**TASK TO CARRY OUT:** Wherever a line in the data below holds "name", copy that line.

**RECORDS SUPPLIED:**
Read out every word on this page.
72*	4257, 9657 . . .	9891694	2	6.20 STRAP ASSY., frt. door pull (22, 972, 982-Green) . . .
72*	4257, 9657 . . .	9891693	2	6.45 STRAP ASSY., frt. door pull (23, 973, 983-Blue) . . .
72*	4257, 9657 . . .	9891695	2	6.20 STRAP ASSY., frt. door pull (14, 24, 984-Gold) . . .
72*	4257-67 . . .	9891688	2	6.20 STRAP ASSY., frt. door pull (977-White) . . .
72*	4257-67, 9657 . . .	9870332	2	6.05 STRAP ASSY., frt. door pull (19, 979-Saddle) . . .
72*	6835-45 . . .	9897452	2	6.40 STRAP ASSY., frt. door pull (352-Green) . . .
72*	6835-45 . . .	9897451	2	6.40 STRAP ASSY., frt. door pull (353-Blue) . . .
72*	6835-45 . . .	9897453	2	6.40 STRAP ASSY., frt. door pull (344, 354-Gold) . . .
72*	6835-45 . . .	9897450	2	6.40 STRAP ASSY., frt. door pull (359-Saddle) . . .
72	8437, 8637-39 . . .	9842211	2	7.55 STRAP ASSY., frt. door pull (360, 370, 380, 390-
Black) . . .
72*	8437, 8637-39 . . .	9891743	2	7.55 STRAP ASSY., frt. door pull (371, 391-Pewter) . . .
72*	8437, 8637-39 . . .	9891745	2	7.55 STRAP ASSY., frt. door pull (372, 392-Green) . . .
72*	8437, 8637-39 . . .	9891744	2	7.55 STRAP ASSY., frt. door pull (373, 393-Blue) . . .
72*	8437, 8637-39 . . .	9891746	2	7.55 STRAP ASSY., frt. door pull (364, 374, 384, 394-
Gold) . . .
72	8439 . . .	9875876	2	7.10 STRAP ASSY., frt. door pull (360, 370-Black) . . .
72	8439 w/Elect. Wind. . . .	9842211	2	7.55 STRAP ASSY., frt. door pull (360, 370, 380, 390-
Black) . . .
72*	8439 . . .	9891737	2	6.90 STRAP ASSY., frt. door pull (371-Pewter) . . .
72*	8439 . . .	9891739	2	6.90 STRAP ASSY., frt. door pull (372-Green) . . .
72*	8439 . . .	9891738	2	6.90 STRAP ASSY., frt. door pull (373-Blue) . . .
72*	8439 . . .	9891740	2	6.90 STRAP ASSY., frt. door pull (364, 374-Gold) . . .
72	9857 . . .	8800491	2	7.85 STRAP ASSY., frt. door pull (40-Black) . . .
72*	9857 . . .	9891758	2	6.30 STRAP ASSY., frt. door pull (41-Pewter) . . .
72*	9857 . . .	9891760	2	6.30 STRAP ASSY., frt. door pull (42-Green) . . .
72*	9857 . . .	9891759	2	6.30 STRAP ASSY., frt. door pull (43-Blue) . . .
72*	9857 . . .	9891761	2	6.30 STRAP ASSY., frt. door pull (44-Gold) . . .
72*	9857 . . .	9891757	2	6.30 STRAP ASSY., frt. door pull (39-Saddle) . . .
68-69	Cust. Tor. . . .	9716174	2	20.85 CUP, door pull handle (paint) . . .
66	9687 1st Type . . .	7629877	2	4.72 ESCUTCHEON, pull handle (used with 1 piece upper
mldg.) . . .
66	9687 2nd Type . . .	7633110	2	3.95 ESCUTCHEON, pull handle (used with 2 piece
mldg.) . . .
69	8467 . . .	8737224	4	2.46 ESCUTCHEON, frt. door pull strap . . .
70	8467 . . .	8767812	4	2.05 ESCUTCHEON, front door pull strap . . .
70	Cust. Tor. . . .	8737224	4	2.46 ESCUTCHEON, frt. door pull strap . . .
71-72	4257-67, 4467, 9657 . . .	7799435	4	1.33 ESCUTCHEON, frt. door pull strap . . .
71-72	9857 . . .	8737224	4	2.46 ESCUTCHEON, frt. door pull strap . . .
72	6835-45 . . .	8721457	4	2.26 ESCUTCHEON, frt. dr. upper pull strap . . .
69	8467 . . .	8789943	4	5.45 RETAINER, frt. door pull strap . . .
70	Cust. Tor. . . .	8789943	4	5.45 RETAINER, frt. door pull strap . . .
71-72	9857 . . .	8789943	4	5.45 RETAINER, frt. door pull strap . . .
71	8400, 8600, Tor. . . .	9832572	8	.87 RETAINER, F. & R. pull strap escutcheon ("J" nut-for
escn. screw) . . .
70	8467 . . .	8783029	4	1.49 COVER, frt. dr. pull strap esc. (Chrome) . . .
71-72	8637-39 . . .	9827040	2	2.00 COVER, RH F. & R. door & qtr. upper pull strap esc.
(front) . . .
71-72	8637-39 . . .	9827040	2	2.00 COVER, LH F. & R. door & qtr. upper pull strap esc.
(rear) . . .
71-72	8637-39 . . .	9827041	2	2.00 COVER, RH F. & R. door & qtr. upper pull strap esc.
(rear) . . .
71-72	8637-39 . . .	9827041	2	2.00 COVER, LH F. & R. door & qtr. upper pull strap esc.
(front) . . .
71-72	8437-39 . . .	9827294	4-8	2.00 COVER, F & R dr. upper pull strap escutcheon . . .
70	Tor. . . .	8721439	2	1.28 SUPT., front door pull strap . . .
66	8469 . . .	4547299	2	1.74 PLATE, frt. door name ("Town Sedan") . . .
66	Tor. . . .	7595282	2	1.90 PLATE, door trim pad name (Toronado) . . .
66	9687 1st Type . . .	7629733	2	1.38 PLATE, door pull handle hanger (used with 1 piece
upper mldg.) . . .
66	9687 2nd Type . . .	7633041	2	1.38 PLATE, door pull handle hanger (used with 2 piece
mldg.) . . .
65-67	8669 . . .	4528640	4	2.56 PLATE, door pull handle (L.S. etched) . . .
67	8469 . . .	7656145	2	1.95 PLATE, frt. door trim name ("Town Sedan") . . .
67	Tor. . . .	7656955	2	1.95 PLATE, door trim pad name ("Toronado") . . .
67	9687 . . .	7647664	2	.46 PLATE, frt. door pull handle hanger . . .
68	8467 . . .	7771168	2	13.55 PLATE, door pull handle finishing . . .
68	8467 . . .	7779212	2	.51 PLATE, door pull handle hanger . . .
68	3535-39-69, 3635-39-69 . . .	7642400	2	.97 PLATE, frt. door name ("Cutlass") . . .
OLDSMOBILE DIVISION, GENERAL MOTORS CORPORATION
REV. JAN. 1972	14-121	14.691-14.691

**SOLUTION FOR THIS TASK:**
66	8469 . . .	4547299	2	1.74 PLATE, frt. door name ("Town Sedan") . . .
66	Tor. . . .	7595282	2	1.90 PLATE, door trim pad name (Toronado) . . .
67	8469 . . .	7656145	2	1.95 PLATE, frt. door trim name ("Town Sedan") . . .
67	Tor. . . .	7656955	2	1.95 PLATE, door trim pad name ("Toronado") . . .
68	3535-39-69, 3635-39-69 . . .	7642400	2	.97 PLATE, frt. door name ("Cutlass") . . .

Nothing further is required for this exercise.